Exercise requirements => Output every entry exactly as written.

==== Extracted material ====

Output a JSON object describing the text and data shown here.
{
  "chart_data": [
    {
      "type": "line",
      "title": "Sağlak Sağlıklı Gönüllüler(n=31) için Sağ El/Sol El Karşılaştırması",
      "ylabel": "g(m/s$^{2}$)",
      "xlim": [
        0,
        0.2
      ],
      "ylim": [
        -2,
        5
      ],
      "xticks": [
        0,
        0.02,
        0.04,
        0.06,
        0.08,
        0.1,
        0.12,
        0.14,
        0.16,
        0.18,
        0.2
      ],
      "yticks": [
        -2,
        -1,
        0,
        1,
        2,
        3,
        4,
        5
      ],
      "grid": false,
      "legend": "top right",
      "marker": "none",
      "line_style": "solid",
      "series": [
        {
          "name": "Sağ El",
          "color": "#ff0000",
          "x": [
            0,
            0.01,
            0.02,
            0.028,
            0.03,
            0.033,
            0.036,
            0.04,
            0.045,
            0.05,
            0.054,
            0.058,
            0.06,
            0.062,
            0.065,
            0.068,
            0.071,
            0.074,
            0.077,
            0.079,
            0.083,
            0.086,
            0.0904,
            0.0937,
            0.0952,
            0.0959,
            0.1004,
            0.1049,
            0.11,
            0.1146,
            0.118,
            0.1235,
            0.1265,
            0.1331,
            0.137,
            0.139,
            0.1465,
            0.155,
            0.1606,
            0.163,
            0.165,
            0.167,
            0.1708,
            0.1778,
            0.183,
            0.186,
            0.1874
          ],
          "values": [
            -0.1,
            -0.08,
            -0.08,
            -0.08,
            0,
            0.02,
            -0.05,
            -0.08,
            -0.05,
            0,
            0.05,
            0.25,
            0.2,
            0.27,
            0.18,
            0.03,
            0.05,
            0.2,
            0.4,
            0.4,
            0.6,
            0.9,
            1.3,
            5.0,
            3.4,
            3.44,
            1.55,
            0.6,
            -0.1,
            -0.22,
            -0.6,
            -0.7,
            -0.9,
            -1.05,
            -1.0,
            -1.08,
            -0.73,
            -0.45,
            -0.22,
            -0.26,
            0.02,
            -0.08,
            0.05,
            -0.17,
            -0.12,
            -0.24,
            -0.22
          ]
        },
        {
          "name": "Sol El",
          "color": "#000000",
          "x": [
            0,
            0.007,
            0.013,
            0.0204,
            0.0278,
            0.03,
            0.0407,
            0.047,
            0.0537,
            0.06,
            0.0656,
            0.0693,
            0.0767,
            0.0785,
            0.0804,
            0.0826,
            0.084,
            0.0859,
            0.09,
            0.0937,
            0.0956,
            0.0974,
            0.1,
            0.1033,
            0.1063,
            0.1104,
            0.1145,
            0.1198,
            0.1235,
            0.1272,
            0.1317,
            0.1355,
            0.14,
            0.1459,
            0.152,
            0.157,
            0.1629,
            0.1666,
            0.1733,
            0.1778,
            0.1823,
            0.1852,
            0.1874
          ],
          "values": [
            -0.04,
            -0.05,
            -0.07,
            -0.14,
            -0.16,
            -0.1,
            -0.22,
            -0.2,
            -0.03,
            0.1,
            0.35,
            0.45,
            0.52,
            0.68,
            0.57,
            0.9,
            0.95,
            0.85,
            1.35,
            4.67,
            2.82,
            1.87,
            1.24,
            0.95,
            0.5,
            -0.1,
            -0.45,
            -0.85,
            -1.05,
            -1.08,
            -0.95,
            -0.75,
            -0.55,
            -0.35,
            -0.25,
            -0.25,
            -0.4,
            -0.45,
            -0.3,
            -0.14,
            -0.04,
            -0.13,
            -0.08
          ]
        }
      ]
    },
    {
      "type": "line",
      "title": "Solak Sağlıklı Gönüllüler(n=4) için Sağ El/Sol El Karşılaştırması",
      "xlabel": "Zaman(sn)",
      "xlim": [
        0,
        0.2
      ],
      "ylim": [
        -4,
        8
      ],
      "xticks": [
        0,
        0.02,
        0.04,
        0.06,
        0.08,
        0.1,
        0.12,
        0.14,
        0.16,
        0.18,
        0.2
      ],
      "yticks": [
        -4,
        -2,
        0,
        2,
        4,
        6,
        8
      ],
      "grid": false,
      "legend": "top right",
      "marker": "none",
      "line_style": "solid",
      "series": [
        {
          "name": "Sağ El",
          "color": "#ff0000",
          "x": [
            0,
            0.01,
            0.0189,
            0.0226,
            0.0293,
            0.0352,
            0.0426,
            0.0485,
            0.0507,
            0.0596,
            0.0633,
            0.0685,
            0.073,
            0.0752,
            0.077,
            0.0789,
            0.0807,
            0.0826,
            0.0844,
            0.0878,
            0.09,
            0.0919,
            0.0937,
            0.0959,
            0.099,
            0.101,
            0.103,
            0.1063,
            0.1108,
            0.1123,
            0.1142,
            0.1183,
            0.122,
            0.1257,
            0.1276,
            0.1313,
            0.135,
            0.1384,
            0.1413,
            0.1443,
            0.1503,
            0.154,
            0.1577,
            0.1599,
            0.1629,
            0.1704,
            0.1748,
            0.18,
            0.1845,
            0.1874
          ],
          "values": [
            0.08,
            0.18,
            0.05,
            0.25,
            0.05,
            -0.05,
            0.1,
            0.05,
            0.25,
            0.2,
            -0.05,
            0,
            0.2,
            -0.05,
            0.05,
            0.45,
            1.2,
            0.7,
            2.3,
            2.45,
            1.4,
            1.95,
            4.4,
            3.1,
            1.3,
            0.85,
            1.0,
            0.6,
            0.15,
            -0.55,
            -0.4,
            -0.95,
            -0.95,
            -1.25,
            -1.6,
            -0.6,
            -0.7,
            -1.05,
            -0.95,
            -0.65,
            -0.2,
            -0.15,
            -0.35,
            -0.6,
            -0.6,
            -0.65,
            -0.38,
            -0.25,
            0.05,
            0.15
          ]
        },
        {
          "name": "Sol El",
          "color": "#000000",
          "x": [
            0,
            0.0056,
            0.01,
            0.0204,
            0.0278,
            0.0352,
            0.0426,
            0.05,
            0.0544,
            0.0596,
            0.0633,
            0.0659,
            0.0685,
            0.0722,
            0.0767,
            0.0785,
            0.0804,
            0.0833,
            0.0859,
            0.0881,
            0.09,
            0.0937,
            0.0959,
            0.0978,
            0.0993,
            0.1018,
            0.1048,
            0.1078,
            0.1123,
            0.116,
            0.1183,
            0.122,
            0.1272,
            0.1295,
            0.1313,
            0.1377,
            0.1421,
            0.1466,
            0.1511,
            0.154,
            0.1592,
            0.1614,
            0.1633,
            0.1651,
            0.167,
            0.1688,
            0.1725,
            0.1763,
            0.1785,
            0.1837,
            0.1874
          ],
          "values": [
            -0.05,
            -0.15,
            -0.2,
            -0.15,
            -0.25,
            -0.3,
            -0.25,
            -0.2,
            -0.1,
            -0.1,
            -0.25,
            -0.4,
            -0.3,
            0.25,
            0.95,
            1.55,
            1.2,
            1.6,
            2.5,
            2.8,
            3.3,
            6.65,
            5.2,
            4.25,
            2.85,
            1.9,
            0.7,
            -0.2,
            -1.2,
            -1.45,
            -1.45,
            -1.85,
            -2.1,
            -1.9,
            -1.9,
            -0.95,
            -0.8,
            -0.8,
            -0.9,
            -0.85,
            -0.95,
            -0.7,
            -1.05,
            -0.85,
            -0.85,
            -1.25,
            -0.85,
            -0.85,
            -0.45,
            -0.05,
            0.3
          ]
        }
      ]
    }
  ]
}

====

Solved exercise =>
Output a JSON object describing the text and data shown here.
{
  "chart_data": [
    {
      "type": "line",
      "title": "Sağlak Sağlıklı Gönüllüler(n=31) için Sağ El/Sol El Karşılaştırması",
      "ylabel": "g(m/s$^{2}$)",
      "xlim": [
        0,
        0.2
      ],
      "ylim": [
        -2,
        5
      ],
      "xticks": [
        0,
        0.02,
        0.04,
        0.06,
        0.08,
        0.1,
        0.12,
        0.14,
        0.16,
        0.18,
        0.2
      ],
      "yticks": [
        -2,
        -1,
        0,
        1,
        2,
        3,
        4,
        5
      ],
      "grid": false,
      "legend": "top right",
      "marker": "none",
      "line_style": "solid",
      "series": [
        {
          "name": "Sağ El",
          "color": "#ff0000",
          "x": [
            0,
            0.01,
            0.02,
            0.028,
            0.03,
            0.033,
            0.036,
            0.04,
            0.045,
            0.05,
            0.054,
            0.058,
            0.06,
            0.062,
            0.065,
            0.068,
            0.071,
            0.074,
            0.077,
            0.079,
            0.083,
            0.086,
            0.0904,
            0.0937,
            0.0952,
            0.0959,
            0.1004,
            0.1049,
            0.11,
            0.1146,
            0.118,
            0.1235,
            0.1265,
            0.1331,
            0.137,
            0.139,
            0.1465,
            0.155,
            0.1606,
            0.163,
            0.165,
            0.167,
            0.1708,
            0.1778,
            0.183,
            0.186,
            0.1874
          ],
          "values": [
            -0.1,
            -0.08,
            -0.08,
            -0.08,
            0,
            0.02,
            -0.05,
            -0.08,
            -0.05,
            0,
            0.05,
            0.25,
            0.2,
            0.27,
            0.18,
            0.03,
            0.05,
            0.2,
            0.4,
            0.4,
            0.6,
            0.9,
            1.3,
            5.0,
            3.4,
            3.44,
            1.55,
            0.6,
            -0.1,
            -0.22,
            -0.6,
            -0.7,
            -0.9,
            -1.05,
            -1.0,
            -1.08,
            -0.73,
            -0.45,
            -0.22,
            -0.26,
            0.02,
            -0.08,
            0.05,
            -0.17,
            -0.12,
            -0.24,
            -0.22
          ]
        },
        {
          "name": "Sol El",
          "color": "#000000",
          "x": [
            0,
            0.007,
            0.013,
            0.0204,
            0.0278,
            0.03,
            0.0407,
            0.047,
            0.0537,
            0.06,
            0.0656,
            0.0693,
            0.0767,
            0.0785,
            0.0804,
            0.0826,
            0.084,
            0.0859,
            0.09,
            0.0937,
            0.0956,
            0.0974,
            0.1,
            0.1033,
            0.1063,
            0.1104,
            0.1145,
            0.1198,
            0.1235,
            0.1272,
            0.1317,
            0.1355,
            0.14,
            0.1459,
            0.152,
            0.157,
            0.1629,
            0.1666,
            0.1733,
            0.1778,
            0.1823,
            0.1852,
            0.1874
          ],
          "values": [
            -0.04,
            -0.05,
            -0.07,
            -0.14,
            -0.16,
            -0.1,
            -0.22,
            -0.2,
            -0.03,
            0.1,
            0.35,
            0.45,
            0.52,
            0.68,
            0.57,
            0.9,
            0.95,
            0.85,
            1.35,
            4.67,
            2.82,
            1.87,
            1.24,
            0.95,
            0.5,
            -0.1,
            -0.45,
            -0.85,
            -1.05,
            -1.08,
            -0.95,
            -0.75,
            -0.55,
            -0.35,
            -0.25,
            -0.25,
            -0.4,
            -0.45,
            -0.3,
            -0.14,
            -0.04,
            -0.13,
            -0.08
          ]
        }
      ]
    },
    {
      "type": "line",
      "title": "Solak Sağlıklı Gönüllüler(n=4) için Sağ El/Sol El Karşılaştırması",
      "xlabel": "Zaman(sn)",
      "xlim": [
        0,
        0.2
      ],
      "ylim": [
        -4,
        8
      ],
      "xticks": [
        0,
        0.02,
        0.04,
        0.06,
        0.08,
        0.1,
        0.12,
        0.14,
        0.16,
        0.18,
        0.2
      ],
      "yticks": [
        -4,
        -2,
        0,
        2,
        4,
        6,
        8
      ],
      "grid": false,
      "legend": "top right",
      "marker": "none",
      "line_style": "solid",
      "series": [
        {
          "name": "Sağ El",
          "color": "#ff0000",
          "x": [
            0,
            0.01,
            0.0189,
            0.0226,
            0.0293,
            0.0352,
            0.0426,
            0.0485,
            0.0507,
            0.0596,
            0.0633,
            0.0685,
            0.073,
            0.0752,
            0.077,
            0.0789,
            0.0807,
            0.0826,
            0.0844,
            0.0878,
            0.09,
            0.0919,
            0.0937,
            0.0959,
            0.099,
            0.101,
            0.103,
            0.1063,
            0.1108,
            0.1123,
            0.1142,
            0.1183,
            0.122,
            0.1257,
            0.1276,
            0.1313,
            0.135,
            0.1384,
            0.1413,
            0.1443,
            0.1503,
            0.154,
            0.1577,
            0.1599,
            0.1629,
            0.1704,
            0.1748,
            0.18,
            0.1845,
            0.1874
          ],
          "values": [
            0.08,
            0.18,
            0.05,
            0.25,
            0.05,
            -0.05,
            0.1,
            0.05,
            0.25,
            0.2,
            -0.05,
            0,
            0.2,
            -0.05,
            0.05,
            0.45,
            1.2,
            0.7,
            2.3,
            2.45,
            1.4,
            1.95,
            4.4,
            3.1,
            1.3,
            0.85,
            1.0,
            0.6,
            0.15,
            -0.55,
            -0.4,
            -0.95,
            -0.95,
            -1.25,
            -1.6,
            -0.6,
            -0.7,
            -1.05,
            -0.95,
            -0.65,
            -0.2,
            -0.15,
            -0.35,
            -0.6,
            -0.6,
            -0.65,
            -0.38,
            -0.25,
            0.05,
            0.15
          ]
        },
        {
          "name": "Sol El",
          "color": "#000000",
          "x": [
            0,
            0.0056,
            0.01,
            0.0204,
            0.0278,
            0.0352,
            0.0426,
            0.05,
            0.0544,
            0.0596,
            0.0633,
            0.0659,
            0.0685,
            0.0722,
            0.0767,
            0.0785,
            0.0804,
            0.0833,
            0.0859,
            0.0881,
            0.09,
            0.0937,
            0.0959,
            0.0978,
            0.0993,
            0.1018,
            0.1048,
            0.1078,
            0.1123,
            0.116,
            0.1183,
            0.122,
            0.1272,
            0.1295,
            0.1313,
            0.1377,
            0.1421,
            0.1466,
            0.1511,
            0.154,
            0.1592,
            0.1614,
            0.1633,
            0.1651,
            0.167,
            0.1688,
            0.1725,
            0.1763,
            0.1785,
            0.1837,
            0.1874
          ],
          "values": [
            -0.05,
            -0.15,
            -0.2,
            -0.15,
            -0.25,
            -0.3,
            -0.25,
            -0.2,
            -0.1,
            -0.1,
            -0.25,
            -0.4,
            -0.3,
            0.25,
            0.95,
            1.55,
            1.2,
            1.6,
            2.5,
            2.8,
            3.3,
            6.65,
            5.2,
            4.25,
            2.85,
            1.9,
            0.7,
            -0.2,
            -1.2,
            -1.45,
            -1.45,
            -1.85,
            -2.1,
            -1.9,
            -1.9,
            -0.95,
            -0.8,
            -0.8,
            -0.9,
            -0.85,
            -0.95,
            -0.7,
            -1.05,
            -0.85,
            -0.85,
            -1.25,
            -0.85,
            -0.85,
            -0.45,
            -0.05,
            0.3
          ]
        }
      ]
    }
  ]
}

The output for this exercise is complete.